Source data

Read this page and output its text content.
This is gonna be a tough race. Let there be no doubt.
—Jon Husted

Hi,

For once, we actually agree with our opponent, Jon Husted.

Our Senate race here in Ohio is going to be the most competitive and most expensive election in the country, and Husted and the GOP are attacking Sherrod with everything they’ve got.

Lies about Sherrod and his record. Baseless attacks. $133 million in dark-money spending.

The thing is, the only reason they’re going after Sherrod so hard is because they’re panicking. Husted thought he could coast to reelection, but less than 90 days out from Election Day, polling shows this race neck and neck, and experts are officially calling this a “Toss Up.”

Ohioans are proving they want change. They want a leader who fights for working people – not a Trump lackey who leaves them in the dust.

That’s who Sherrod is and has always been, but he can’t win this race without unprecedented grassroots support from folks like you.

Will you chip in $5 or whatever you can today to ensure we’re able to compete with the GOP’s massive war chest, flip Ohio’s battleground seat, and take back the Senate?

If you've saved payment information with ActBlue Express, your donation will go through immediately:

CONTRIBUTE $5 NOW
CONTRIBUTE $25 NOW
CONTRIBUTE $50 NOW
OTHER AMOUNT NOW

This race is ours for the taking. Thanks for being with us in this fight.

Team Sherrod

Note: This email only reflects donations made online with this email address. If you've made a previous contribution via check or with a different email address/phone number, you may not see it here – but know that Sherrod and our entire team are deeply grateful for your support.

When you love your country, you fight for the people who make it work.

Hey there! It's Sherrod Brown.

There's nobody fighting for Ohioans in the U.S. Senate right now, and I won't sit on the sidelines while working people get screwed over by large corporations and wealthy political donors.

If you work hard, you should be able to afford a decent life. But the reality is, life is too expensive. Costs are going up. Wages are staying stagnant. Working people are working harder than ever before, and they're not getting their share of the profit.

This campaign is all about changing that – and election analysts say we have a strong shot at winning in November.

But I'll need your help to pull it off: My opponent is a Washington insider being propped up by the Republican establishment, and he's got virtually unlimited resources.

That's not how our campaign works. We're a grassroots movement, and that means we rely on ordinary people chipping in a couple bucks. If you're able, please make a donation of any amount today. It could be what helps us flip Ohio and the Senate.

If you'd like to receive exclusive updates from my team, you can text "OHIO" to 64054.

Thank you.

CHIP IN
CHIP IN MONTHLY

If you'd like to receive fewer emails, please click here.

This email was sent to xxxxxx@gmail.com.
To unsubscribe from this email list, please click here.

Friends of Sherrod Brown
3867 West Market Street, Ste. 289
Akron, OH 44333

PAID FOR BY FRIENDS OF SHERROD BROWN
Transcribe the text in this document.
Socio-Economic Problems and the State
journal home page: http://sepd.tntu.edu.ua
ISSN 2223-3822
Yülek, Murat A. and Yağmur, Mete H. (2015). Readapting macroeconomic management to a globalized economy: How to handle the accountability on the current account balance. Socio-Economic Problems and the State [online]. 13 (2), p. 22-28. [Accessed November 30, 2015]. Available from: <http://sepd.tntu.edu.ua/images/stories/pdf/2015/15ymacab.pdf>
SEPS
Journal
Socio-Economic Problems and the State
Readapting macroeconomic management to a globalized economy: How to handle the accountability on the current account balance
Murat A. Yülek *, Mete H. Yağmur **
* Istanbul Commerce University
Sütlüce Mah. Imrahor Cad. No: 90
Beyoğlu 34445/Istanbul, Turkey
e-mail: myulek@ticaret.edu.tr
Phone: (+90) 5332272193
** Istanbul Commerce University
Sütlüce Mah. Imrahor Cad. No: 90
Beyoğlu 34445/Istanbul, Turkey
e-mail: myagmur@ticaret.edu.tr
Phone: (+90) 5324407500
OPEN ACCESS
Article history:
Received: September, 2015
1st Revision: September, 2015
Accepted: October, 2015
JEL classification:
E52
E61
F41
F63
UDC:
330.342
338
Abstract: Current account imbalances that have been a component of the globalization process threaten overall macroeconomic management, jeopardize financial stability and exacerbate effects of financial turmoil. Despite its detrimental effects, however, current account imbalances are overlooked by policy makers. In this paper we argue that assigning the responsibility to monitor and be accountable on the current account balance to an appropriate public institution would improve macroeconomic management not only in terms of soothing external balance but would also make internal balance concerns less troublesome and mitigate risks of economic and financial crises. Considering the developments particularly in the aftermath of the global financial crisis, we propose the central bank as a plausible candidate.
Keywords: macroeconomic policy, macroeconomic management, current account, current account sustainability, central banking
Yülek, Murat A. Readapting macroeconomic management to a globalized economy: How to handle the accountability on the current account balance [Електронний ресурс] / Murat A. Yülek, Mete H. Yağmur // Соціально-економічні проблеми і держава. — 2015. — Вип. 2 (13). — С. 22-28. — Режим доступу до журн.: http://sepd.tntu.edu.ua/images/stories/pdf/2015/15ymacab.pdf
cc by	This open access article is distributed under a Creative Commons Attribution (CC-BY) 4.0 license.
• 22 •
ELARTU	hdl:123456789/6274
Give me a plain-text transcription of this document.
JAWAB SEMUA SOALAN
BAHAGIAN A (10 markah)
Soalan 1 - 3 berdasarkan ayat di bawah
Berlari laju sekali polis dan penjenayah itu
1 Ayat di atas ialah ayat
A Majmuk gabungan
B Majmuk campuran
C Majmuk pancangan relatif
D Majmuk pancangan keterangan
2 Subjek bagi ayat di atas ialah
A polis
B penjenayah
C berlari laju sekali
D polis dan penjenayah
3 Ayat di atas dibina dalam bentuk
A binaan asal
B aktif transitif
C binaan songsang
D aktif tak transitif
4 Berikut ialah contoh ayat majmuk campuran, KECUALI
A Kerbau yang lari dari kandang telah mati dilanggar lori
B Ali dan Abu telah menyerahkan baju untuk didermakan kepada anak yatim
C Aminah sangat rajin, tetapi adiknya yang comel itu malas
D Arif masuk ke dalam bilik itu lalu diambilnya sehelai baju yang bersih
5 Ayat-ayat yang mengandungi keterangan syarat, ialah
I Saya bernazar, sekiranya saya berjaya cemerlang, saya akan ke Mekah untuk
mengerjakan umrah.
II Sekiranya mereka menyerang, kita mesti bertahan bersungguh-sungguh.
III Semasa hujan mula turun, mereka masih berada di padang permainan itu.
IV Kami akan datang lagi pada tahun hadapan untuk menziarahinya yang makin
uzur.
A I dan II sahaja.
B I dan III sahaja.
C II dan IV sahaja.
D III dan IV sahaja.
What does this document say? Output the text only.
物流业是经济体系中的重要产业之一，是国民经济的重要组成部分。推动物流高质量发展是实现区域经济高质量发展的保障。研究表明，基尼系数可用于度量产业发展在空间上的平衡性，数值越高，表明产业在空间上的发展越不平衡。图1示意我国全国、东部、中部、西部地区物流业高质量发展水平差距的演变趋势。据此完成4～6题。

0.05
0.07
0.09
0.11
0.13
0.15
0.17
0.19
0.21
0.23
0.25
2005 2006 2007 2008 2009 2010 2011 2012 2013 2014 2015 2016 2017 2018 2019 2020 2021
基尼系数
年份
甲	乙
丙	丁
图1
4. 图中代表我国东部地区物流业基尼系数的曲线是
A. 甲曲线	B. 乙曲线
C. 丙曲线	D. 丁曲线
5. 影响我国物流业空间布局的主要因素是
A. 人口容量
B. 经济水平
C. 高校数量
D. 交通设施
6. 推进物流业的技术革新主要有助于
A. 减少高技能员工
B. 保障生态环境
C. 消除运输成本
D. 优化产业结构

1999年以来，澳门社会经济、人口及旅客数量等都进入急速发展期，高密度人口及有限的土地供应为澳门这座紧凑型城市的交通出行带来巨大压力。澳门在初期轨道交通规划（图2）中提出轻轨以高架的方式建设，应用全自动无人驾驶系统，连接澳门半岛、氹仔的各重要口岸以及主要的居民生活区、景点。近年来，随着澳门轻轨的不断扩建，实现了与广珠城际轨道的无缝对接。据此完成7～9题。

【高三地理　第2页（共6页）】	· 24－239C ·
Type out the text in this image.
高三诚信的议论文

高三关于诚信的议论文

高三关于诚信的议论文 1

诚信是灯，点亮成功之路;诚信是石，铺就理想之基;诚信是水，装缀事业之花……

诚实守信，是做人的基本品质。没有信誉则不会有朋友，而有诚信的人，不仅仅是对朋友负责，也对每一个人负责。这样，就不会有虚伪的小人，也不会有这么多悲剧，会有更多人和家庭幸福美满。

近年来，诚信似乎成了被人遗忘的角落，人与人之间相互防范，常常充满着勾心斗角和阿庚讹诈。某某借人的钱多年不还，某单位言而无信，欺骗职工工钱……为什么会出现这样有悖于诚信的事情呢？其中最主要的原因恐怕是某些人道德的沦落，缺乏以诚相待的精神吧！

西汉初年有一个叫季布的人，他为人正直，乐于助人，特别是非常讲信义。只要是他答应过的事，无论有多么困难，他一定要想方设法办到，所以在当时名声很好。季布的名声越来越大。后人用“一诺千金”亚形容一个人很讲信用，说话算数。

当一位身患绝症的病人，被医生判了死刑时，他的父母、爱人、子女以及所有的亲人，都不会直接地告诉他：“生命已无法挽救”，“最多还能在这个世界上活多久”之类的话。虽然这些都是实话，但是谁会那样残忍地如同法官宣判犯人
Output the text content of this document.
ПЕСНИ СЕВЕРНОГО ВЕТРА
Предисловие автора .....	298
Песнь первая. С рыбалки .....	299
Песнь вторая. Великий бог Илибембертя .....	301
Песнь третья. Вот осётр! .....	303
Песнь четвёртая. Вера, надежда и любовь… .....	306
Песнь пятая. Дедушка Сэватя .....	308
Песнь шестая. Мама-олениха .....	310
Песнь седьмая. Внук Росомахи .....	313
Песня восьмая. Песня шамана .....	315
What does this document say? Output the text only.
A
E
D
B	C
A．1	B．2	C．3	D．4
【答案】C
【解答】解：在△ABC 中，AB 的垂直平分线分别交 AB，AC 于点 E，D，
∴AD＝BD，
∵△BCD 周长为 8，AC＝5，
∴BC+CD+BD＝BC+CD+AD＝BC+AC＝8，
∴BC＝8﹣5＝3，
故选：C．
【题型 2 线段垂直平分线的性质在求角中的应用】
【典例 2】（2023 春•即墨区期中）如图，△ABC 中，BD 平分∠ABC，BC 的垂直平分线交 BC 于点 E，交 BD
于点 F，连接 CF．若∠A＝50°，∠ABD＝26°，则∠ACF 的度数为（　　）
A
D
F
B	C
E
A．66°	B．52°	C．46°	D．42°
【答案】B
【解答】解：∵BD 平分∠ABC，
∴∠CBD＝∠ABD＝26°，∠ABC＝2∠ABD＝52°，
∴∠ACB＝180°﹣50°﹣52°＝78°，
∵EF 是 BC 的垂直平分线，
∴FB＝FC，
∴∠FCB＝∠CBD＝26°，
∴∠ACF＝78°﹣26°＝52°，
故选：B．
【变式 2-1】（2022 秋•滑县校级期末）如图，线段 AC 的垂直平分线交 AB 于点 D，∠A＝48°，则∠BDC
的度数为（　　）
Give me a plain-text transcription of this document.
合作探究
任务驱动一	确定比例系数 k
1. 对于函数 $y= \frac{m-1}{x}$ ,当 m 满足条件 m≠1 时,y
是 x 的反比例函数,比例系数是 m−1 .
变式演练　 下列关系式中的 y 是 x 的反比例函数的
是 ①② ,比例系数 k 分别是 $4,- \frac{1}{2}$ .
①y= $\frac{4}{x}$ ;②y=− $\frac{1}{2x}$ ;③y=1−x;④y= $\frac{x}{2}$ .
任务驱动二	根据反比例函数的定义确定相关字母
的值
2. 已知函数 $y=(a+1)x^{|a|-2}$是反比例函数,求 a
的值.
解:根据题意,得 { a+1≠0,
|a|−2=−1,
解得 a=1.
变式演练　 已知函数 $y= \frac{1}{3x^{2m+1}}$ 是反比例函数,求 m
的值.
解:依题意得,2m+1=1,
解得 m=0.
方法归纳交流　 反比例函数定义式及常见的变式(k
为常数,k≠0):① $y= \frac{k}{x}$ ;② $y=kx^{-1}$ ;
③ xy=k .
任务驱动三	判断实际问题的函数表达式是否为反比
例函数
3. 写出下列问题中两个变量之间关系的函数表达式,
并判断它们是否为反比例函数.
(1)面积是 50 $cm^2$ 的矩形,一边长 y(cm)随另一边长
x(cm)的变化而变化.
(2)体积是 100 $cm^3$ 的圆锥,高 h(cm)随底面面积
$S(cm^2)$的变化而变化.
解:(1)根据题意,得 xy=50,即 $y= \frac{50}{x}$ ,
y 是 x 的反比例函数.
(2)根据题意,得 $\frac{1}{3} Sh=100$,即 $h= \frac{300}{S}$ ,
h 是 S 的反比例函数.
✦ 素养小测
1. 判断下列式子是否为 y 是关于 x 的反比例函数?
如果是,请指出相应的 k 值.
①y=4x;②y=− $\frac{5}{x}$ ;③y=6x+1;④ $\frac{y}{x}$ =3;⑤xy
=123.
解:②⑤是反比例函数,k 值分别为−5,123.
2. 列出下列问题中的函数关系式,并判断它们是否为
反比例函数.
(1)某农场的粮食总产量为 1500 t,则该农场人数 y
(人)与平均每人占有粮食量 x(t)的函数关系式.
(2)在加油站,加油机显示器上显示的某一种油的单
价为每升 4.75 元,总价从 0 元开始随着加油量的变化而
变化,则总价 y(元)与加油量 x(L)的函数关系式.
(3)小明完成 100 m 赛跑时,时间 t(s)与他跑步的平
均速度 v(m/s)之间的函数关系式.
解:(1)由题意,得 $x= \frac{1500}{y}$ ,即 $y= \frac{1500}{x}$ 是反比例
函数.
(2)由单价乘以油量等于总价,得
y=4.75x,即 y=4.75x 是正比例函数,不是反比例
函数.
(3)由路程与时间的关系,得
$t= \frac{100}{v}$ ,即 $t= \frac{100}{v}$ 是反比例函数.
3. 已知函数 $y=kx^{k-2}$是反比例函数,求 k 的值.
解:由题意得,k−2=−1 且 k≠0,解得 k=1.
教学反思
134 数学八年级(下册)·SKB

YOUR TASK
Looking at the entries above, say how many lines contain the word "race". Only the number is wanted.

EXERCISE RESPONSE
5